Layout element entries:
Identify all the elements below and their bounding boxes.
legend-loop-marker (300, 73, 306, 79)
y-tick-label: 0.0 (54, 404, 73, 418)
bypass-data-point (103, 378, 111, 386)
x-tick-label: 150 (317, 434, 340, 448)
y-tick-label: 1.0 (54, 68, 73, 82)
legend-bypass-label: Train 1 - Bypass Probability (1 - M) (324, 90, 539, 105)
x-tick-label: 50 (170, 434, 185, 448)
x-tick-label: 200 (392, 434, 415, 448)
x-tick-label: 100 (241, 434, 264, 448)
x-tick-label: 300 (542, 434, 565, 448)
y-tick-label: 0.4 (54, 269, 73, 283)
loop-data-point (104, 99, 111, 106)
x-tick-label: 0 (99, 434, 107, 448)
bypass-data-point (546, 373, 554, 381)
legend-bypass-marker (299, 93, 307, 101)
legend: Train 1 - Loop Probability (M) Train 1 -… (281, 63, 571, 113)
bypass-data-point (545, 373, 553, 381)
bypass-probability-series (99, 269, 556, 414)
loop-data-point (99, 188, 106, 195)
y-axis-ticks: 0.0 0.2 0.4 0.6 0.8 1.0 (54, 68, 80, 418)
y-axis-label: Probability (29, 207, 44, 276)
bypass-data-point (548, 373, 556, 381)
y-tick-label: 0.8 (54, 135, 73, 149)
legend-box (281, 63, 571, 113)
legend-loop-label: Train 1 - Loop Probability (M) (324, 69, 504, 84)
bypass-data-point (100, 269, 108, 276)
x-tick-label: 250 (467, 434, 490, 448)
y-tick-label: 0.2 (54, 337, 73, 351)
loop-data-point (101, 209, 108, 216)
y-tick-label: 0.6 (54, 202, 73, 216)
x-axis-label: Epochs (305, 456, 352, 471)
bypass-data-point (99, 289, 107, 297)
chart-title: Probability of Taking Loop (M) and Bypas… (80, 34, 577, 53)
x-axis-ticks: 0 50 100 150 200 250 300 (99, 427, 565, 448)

Stated problem: Turn every line of the records above into a Markdown table with the columns "No." and "Entry," numbering the rows in order and skipping any blank lines.

Written response:
| No. | Entry |
|---|---|
| 1 | Identify all the elements below and their bounding boxes. |
| 2 | legend-loop-marker (300, 73, 306, 79) |
| 3 | y-tick-label: 0.0 (54, 404, 73, 418) |
| 4 | bypass-data-point (103, 378, 111, 386) |
| 5 | x-tick-label: 150 (317, 434, 340, 448) |
| 6 | y-tick-label: 1.0 (54, 68, 73, 82) |
| 7 | legend-bypass-label: Train 1 - Bypass Probability (1 - M) (324, 90, 539, 105) |
| 8 | x-tick-label: 50 (170, 434, 185, 448) |
| 9 | x-tick-label: 200 (392, 434, 415, 448) |
| 10 | x-tick-label: 100 (241, 434, 264, 448) |
| 11 | x-tick-label: 300 (542, 434, 565, 448) |
| 12 | y-tick-label: 0.4 (54, 269, 73, 283) |
| 13 | loop-data-point (104, 99, 111, 106) |
| 14 | x-tick-label: 0 (99, 434, 107, 448) |
| 15 | bypass-data-point (546, 373, 554, 381) |
| 16 | legend-bypass-marker (299, 93, 307, 101) |
| 17 | legend: Train 1 - Loop Probability (M) Train 1 -… (281, 63, 571, 113) |
| 18 | bypass-data-point (545, 373, 553, 381) |
| 19 | bypass-probability-series (99, 269, 556, 414) |
| 20 | loop-data-point (99, 188, 106, 195) |
| 21 | y-axis-ticks: 0.0 0.2 0.4 0.6 0.8 1.0 (54, 68, 80, 418) |
| 22 | y-axis-label: Probability (29, 207, 44, 276) |
| 23 | bypass-data-point (548, 373, 556, 381) |
| 24 | y-tick-label: 0.8 (54, 135, 73, 149) |
| 25 | legend-box (281, 63, 571, 113) |
| 26 | legend-loop-label: Train 1 - Loop Probability (M) (324, 69, 504, 84) |
| 27 | bypass-data-point (100, 269, 108, 276) |
| 28 | x-tick-label: 250 (467, 434, 490, 448) |
| 29 | y-tick-label: 0.2 (54, 337, 73, 351) |
| 30 | loop-data-point (101, 209, 108, 216) |
| 31 | y-tick-label: 0.6 (54, 202, 73, 216) |
| 32 | x-axis-label: Epochs (305, 456, 352, 471) |
| 33 | bypass-data-point (99, 289, 107, 297) |
| 34 | chart-title: Probability of Taking Loop (M) and Bypas… (80, 34, 577, 53) |
| 35 | x-axis-ticks: 0 50 100 150 200 250 300 (99, 427, 565, 448) |